- **TASK TO CARRY OUT**:
Word for word, print each line of the listing below; pictures stay out.

[A run of records]
########
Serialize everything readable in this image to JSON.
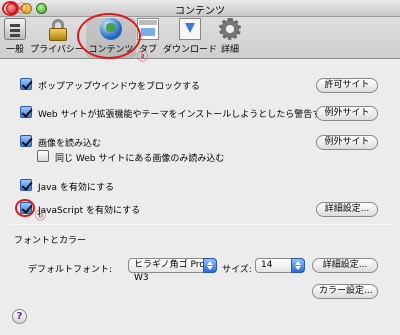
{
  "window": {
    "title": "コンテンツ"
  },
  "toolbar": {
    "items": [
      {
        "label": "一般",
        "icon": "general-icon"
      },
      {
        "label": "プライバシー",
        "icon": "lock-icon"
      },
      {
        "label": "コンテンツ",
        "icon": "globe-icon",
        "selected": true
      },
      {
        "label": "タブ",
        "icon": "tabs-icon"
      },
      {
        "label": "ダウンロード",
        "icon": "download-icon"
      },
      {
        "label": "詳細",
        "icon": "gear-icon"
      }
    ]
  },
  "annotations": {
    "a": "ⓐ",
    "b": "ⓑ",
    "c": "ⓒ",
    "color": "#e01818"
  },
  "options": {
    "popups": {
      "label": "ポップアップウインドウをブロックする",
      "checked": true,
      "button": "許可サイト"
    },
    "extensions": {
      "label": "Web サイトが拡張機能やテーマをインストールしようとしたら警告する",
      "checked": true,
      "button": "例外サイト"
    },
    "images": {
      "label": "画像を読み込む",
      "checked": true,
      "button": "例外サイト"
    },
    "same_site_images": {
      "label": "同じ Web サイトにある画像のみ読み込む",
      "checked": false
    },
    "java": {
      "label": "Java を有効にする",
      "checked": true
    },
    "javascript": {
      "label": "JavaScript を有効にする",
      "checked": true,
      "button": "詳細設定..."
    }
  },
  "fonts": {
    "section_title": "フォントとカラー",
    "default_font_label": "デフォルトフォント:",
    "default_font_value": "ヒラギノ角ゴ Pro W3",
    "size_label": "サイズ:",
    "size_value": "14",
    "font_settings_button": "詳細設定...",
    "color_settings_button": "カラー設定..."
  },
  "help": {
    "glyph": "?"
  }
}
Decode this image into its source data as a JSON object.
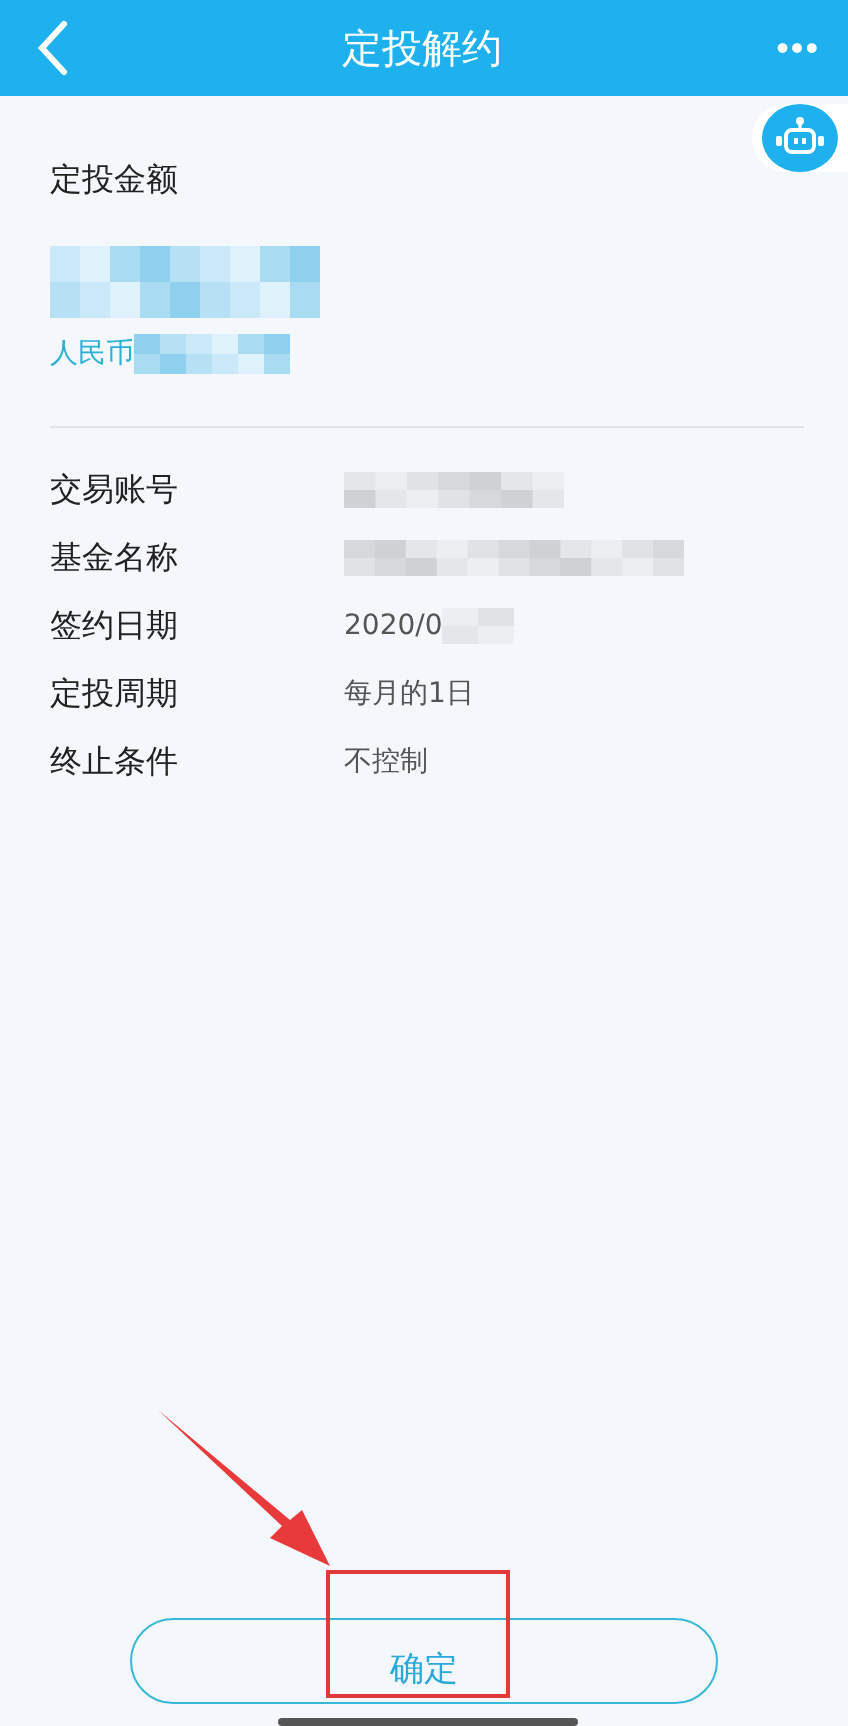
########
- **SOLVED PROBLEM**:
Serialize everything readable in this image to JSON.
{
  "window": {
    "title": "コンテンツ"
  },
  "toolbar": {
    "items": [
      {
        "label": "一般",
        "icon": "general-icon"
      },
      {
        "label": "プライバシー",
        "icon": "lock-icon"
      },
      {
        "label": "コンテンツ",
        "icon": "globe-icon",
        "selected": true
      },
      {
        "label": "タブ",
        "icon": "tabs-icon"
      },
      {
        "label": "ダウンロード",
        "icon": "download-icon"
      },
      {
        "label": "詳細",
        "icon": "gear-icon"
      }
    ]
  },
  "annotations": {
    "a": "ⓐ",
    "b": "ⓑ",
    "c": "ⓒ",
    "color": "#e01818"
  },
  "options": {
    "popups": {
      "label": "ポップアップウインドウをブロックする",
      "checked": true,
      "button": "許可サイト"
    },
    "extensions": {
      "label": "Web サイトが拡張機能やテーマをインストールしようとしたら警告する",
      "checked": true,
      "button": "例外サイト"
    },
    "images": {
      "label": "画像を読み込む",
      "checked": true,
      "button": "例外サイト"
    },
    "same_site_images": {
      "label": "同じ Web サイトにある画像のみ読み込む",
      "checked": false
    },
    "java": {
      "label": "Java を有効にする",
      "checked": true
    },
    "javascript": {
      "label": "JavaScript を有効にする",
      "checked": true,
      "button": "詳細設定..."
    }
  },
  "fonts": {
    "section_title": "フォントとカラー",
    "default_font_label": "デフォルトフォント:",
    "default_font_value": "ヒラギノ角ゴ Pro W3",
    "size_label": "サイズ:",
    "size_value": "14",
    "font_settings_button": "詳細設定...",
    "color_settings_button": "カラー設定..."
  },
  "help": {
    "glyph": "?"
  }
}
Decode this image into its source data as a JSON object.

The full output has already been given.